### Records for this exercise
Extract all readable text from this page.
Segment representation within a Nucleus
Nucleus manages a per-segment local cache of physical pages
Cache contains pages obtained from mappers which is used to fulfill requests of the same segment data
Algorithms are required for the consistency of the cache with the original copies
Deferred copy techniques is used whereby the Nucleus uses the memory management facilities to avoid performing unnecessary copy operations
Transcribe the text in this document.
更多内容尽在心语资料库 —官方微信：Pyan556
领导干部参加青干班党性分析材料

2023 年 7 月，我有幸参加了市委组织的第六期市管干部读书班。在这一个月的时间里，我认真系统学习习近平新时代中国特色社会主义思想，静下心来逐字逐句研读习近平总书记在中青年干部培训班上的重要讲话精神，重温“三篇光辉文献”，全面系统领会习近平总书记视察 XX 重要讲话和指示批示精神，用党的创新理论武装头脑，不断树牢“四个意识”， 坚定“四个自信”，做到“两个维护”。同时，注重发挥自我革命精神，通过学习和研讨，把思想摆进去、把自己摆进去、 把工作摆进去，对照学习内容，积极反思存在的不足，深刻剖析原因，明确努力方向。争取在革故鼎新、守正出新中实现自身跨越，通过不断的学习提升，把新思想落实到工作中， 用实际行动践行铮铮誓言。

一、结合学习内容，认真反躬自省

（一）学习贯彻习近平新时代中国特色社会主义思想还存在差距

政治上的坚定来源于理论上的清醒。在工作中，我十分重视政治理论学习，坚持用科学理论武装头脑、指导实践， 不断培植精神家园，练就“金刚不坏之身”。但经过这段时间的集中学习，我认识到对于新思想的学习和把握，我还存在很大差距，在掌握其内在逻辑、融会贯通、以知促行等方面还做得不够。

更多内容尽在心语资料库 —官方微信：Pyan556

### Problem to work on
Every line from the one containing "Transcribe the text in this document." through the last line of the entries must be written out verbatim, and no other line.

### Written reply
Transcribe the text in this document.
更多内容尽在心语资料库 —官方微信：Pyan556
领导干部参加青干班党性分析材料

2023 年 7 月，我有幸参加了市委组织的第六期市管干部读书班。在这一个月的时间里，我认真系统学习习近平新时代中国特色社会主义思想，静下心来逐字逐句研读习近平总书记在中青年干部培训班上的重要讲话精神，重温“三篇光辉文献”，全面系统领会习近平总书记视察 XX 重要讲话和指示批示精神，用党的创新理论武装头脑，不断树牢“四个意识”， 坚定“四个自信”，做到“两个维护”。同时，注重发挥自我革命精神，通过学习和研讨，把思想摆进去、把自己摆进去、 把工作摆进去，对照学习内容，积极反思存在的不足，深刻剖析原因，明确努力方向。争取在革故鼎新、守正出新中实现自身跨越，通过不断的学习提升，把新思想落实到工作中， 用实际行动践行铮铮誓言。

一、结合学习内容，认真反躬自省

（一）学习贯彻习近平新时代中国特色社会主义思想还存在差距

政治上的坚定来源于理论上的清醒。在工作中，我十分重视政治理论学习，坚持用科学理论武装头脑、指导实践， 不断培植精神家园，练就“金刚不坏之身”。但经过这段时间的集中学习，我认识到对于新思想的学习和把握，我还存在很大差距，在掌握其内在逻辑、融会贯通、以知促行等方面还做得不够。

更多内容尽在心语资料库 —官方微信：Pyan556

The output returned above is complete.